The task:
Restate the records below word for word, and omit the images they hold.

----

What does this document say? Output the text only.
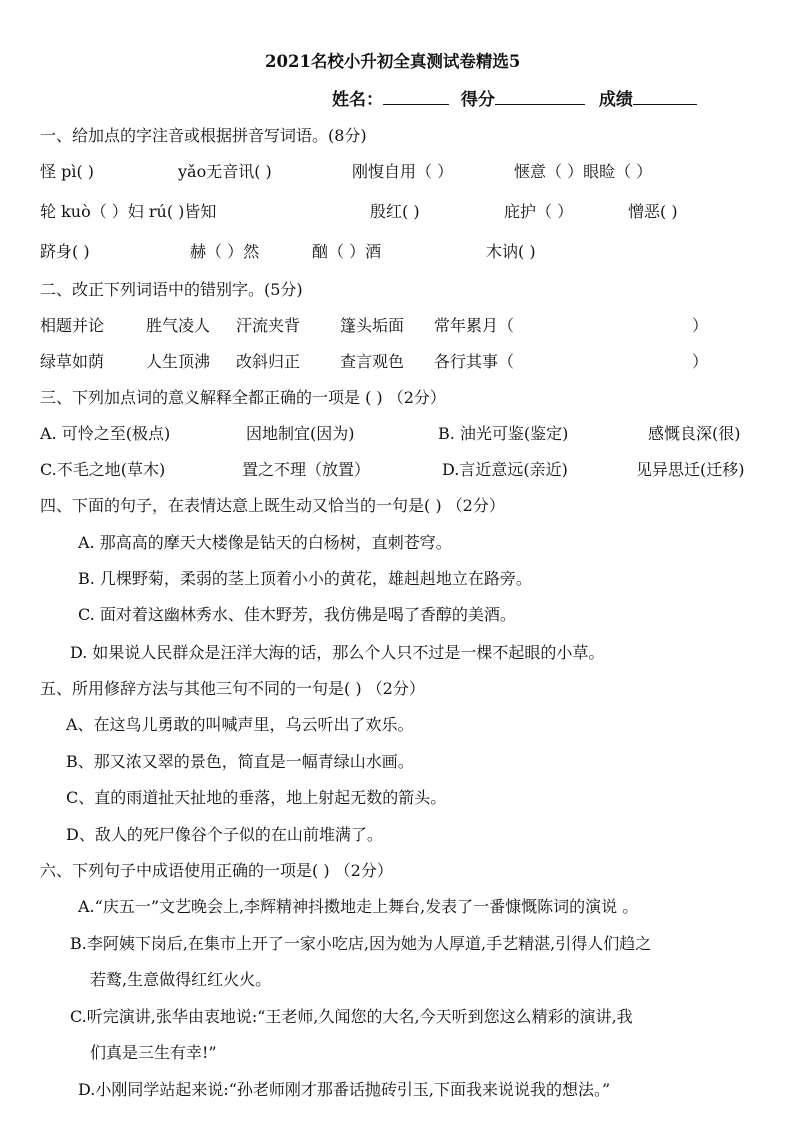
2021名校小升初全真测试卷精选5
姓名：	得分	成绩
一、给加点的字注音或根据拼音写词语。(8分)
怪 pì( )	yǎo无音讯( )	刚愎自用（ ）	惬意（ ）眼睑（ ）
轮 kuò（ ）妇 rú( )皆知	殷红( )	庇护（ ）	憎恶( )
跻身( )	赫（ ）然	酗（ ）酒	木讷( )
二、改正下列词语中的错别字。(5分)
相题并论	胜气凌人 汗流夹背 篷头垢面 常年累月（	）
绿草如荫	人生顶沸 改斜归正 查言观色 各行其事（	）
三、下列加点词的意义解释全都正确的一项是 ( ) （2分）
A. 可怜之至(极点)	因地制宜(因为)	B. 油光可鉴(鉴定)	感慨良深(很)
C.不毛之地(草木)	置之不理（放置）	D.言近意远(亲近)	见异思迁(迁移)
四、下面的句子，在表情达意上既生动又恰当的一句是( ) （2分）
A. 那高高的摩天大楼像是钻天的白杨树，直刺苍穹。
B. 几棵野菊，柔弱的茎上顶着小小的黄花，雄赳赳地立在路旁。
C. 面对着这幽林秀水、佳木野芳，我仿佛是喝了香醇的美酒。
D. 如果说人民群众是汪洋大海的话，那么个人只不过是一棵不起眼的小草。
五、所用修辞方法与其他三句不同的一句是( ) （2分）
A、在这鸟儿勇敢的叫喊声里，乌云听出了欢乐。
B、那又浓又翠的景色，简直是一幅青绿山水画。
C、直的雨道扯天扯地的垂落，地上射起无数的箭头。
D、敌人的死尸像谷个子似的在山前堆满了。
六、下列句子中成语使用正确的一项是( ) （2分）
A.“庆五一”文艺晚会上,李辉精神抖擞地走上舞台,发表了一番慷慨陈词的演说 。
B.李阿姨下岗后,在集市上开了一家小吃店,因为她为人厚道,手艺精湛,引得人们趋之
若鹜,生意做得红红火火。
C.听完演讲,张华由衷地说:“王老师,久闻您的大名,今天听到您这么精彩的演讲,我
们真是三生有幸!”
D.小刚同学站起来说:“孙老师刚才那番话抛砖引玉,下面我来说说我的想法。”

----

Written solution:
What does this document say? Output the text only.
2021名校小升初全真测试卷精选5
姓名：	得分	成绩
一、给加点的字注音或根据拼音写词语。(8分)
怪 pì( )	yǎo无音讯( )	刚愎自用（ ）	惬意（ ）眼睑（ ）
轮 kuò（ ）妇 rú( )皆知	殷红( )	庇护（ ）	憎恶( )
跻身( )	赫（ ）然	酗（ ）酒	木讷( )
二、改正下列词语中的错别字。(5分)
相题并论	胜气凌人 汗流夹背 篷头垢面 常年累月（	）
绿草如荫	人生顶沸 改斜归正 查言观色 各行其事（	）
三、下列加点词的意义解释全都正确的一项是 ( ) （2分）
A. 可怜之至(极点)	因地制宜(因为)	B. 油光可鉴(鉴定)	感慨良深(很)
C.不毛之地(草木)	置之不理（放置）	D.言近意远(亲近)	见异思迁(迁移)
四、下面的句子，在表情达意上既生动又恰当的一句是( ) （2分）
A. 那高高的摩天大楼像是钻天的白杨树，直刺苍穹。
B. 几棵野菊，柔弱的茎上顶着小小的黄花，雄赳赳地立在路旁。
C. 面对着这幽林秀水、佳木野芳，我仿佛是喝了香醇的美酒。
D. 如果说人民群众是汪洋大海的话，那么个人只不过是一棵不起眼的小草。
五、所用修辞方法与其他三句不同的一句是( ) （2分）
A、在这鸟儿勇敢的叫喊声里，乌云听出了欢乐。
B、那又浓又翠的景色，简直是一幅青绿山水画。
C、直的雨道扯天扯地的垂落，地上射起无数的箭头。
D、敌人的死尸像谷个子似的在山前堆满了。
六、下列句子中成语使用正确的一项是( ) （2分）
A.“庆五一”文艺晚会上,李辉精神抖擞地走上舞台,发表了一番慷慨陈词的演说 。
B.李阿姨下岗后,在集市上开了一家小吃店,因为她为人厚道,手艺精湛,引得人们趋之
若鹜,生意做得红红火火。
C.听完演讲,张华由衷地说:“王老师,久闻您的大名,今天听到您这么精彩的演讲,我
们真是三生有幸!”
D.小刚同学站起来说:“孙老师刚才那番话抛砖引玉,下面我来说说我的想法。”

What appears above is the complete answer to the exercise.